-- Start of Data for this task --

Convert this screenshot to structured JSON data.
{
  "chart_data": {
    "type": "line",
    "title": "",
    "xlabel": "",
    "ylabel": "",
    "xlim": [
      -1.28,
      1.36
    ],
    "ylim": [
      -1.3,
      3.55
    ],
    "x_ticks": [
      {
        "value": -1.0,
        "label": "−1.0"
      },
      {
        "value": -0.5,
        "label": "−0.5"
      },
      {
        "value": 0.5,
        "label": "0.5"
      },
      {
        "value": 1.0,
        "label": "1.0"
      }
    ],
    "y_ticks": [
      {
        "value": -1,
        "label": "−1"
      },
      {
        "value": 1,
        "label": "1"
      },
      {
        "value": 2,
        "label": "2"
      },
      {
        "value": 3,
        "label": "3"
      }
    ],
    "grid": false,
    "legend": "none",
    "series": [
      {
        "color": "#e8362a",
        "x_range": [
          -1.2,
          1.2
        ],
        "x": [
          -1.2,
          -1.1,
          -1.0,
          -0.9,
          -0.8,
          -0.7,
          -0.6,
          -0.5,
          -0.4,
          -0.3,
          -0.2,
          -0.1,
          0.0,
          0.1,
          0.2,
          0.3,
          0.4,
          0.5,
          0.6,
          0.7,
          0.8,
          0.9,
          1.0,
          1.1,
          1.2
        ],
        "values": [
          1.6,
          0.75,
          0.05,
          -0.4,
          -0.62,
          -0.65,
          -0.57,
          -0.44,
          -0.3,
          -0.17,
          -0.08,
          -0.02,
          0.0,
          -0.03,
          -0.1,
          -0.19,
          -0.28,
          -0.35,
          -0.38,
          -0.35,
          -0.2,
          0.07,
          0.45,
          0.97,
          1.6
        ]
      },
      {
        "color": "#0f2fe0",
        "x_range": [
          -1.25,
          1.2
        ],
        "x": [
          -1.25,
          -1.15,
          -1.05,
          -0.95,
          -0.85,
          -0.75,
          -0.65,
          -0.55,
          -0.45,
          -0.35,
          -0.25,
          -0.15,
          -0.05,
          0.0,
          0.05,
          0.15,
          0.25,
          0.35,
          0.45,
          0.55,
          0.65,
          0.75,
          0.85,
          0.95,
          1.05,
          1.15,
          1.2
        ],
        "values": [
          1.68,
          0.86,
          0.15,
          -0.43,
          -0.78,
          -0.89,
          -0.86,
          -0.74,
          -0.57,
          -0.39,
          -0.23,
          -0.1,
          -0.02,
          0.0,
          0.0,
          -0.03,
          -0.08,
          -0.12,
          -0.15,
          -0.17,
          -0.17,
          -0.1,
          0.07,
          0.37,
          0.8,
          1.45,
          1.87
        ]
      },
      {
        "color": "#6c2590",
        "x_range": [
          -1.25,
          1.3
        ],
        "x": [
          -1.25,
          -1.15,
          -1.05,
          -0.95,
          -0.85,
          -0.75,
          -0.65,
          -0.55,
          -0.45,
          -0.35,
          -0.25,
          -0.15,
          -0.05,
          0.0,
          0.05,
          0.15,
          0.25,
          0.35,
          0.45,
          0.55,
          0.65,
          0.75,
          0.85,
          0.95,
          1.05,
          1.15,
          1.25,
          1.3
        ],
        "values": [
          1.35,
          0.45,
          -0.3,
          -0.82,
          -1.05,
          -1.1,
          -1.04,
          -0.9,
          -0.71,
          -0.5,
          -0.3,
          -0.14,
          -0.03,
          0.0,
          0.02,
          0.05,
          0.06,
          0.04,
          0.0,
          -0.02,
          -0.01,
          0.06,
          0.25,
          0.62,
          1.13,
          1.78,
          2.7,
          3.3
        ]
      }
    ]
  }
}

-- End of Data for this task --

Exercise aim> Output all of the data again. Match it exactly.

Solution>
Convert this screenshot to structured JSON data.
{
  "chart_data": {
    "type": "line",
    "title": "",
    "xlabel": "",
    "ylabel": "",
    "xlim": [
      -1.28,
      1.36
    ],
    "ylim": [
      -1.3,
      3.55
    ],
    "x_ticks": [
      {
        "value": -1.0,
        "label": "−1.0"
      },
      {
        "value": -0.5,
        "label": "−0.5"
      },
      {
        "value": 0.5,
        "label": "0.5"
      },
      {
        "value": 1.0,
        "label": "1.0"
      }
    ],
    "y_ticks": [
      {
        "value": -1,
        "label": "−1"
      },
      {
        "value": 1,
        "label": "1"
      },
      {
        "value": 2,
        "label": "2"
      },
      {
        "value": 3,
        "label": "3"
      }
    ],
    "grid": false,
    "legend": "none",
    "series": [
      {
        "color": "#e8362a",
        "x_range": [
          -1.2,
          1.2
        ],
        "x": [
          -1.2,
          -1.1,
          -1.0,
          -0.9,
          -0.8,
          -0.7,
          -0.6,
          -0.5,
          -0.4,
          -0.3,
          -0.2,
          -0.1,
          0.0,
          0.1,
          0.2,
          0.3,
          0.4,
          0.5,
          0.6,
          0.7,
          0.8,
          0.9,
          1.0,
          1.1,
          1.2
        ],
        "values": [
          1.6,
          0.75,
          0.05,
          -0.4,
          -0.62,
          -0.65,
          -0.57,
          -0.44,
          -0.3,
          -0.17,
          -0.08,
          -0.02,
          0.0,
          -0.03,
          -0.1,
          -0.19,
          -0.28,
          -0.35,
          -0.38,
          -0.35,
          -0.2,
          0.07,
          0.45,
          0.97,
          1.6
        ]
      },
      {
        "color": "#0f2fe0",
        "x_range": [
          -1.25,
          1.2
        ],
        "x": [
          -1.25,
          -1.15,
          -1.05,
          -0.95,
          -0.85,
          -0.75,
          -0.65,
          -0.55,
          -0.45,
          -0.35,
          -0.25,
          -0.15,
          -0.05,
          0.0,
          0.05,
          0.15,
          0.25,
          0.35,
          0.45,
          0.55,
          0.65,
          0.75,
          0.85,
          0.95,
          1.05,
          1.15,
          1.2
        ],
        "values": [
          1.68,
          0.86,
          0.15,
          -0.43,
          -0.78,
          -0.89,
          -0.86,
          -0.74,
          -0.57,
          -0.39,
          -0.23,
          -0.1,
          -0.02,
          0.0,
          0.0,
          -0.03,
          -0.08,
          -0.12,
          -0.15,
          -0.17,
          -0.17,
          -0.1,
          0.07,
          0.37,
          0.8,
          1.45,
          1.87
        ]
      },
      {
        "color": "#6c2590",
        "x_range": [
          -1.25,
          1.3
        ],
        "x": [
          -1.25,
          -1.15,
          -1.05,
          -0.95,
          -0.85,
          -0.75,
          -0.65,
          -0.55,
          -0.45,
          -0.35,
          -0.25,
          -0.15,
          -0.05,
          0.0,
          0.05,
          0.15,
          0.25,
          0.35,
          0.45,
          0.55,
          0.65,
          0.75,
          0.85,
          0.95,
          1.05,
          1.15,
          1.25,
          1.3
        ],
        "values": [
          1.35,
          0.45,
          -0.3,
          -0.82,
          -1.05,
          -1.1,
          -1.04,
          -0.9,
          -0.71,
          -0.5,
          -0.3,
          -0.14,
          -0.03,
          0.0,
          0.02,
          0.05,
          0.06,
          0.04,
          0.0,
          -0.02,
          -0.01,
          0.06,
          0.25,
          0.62,
          1.13,
          1.78,
          2.7,
          3.3
        ]
      }
    ]
  }
}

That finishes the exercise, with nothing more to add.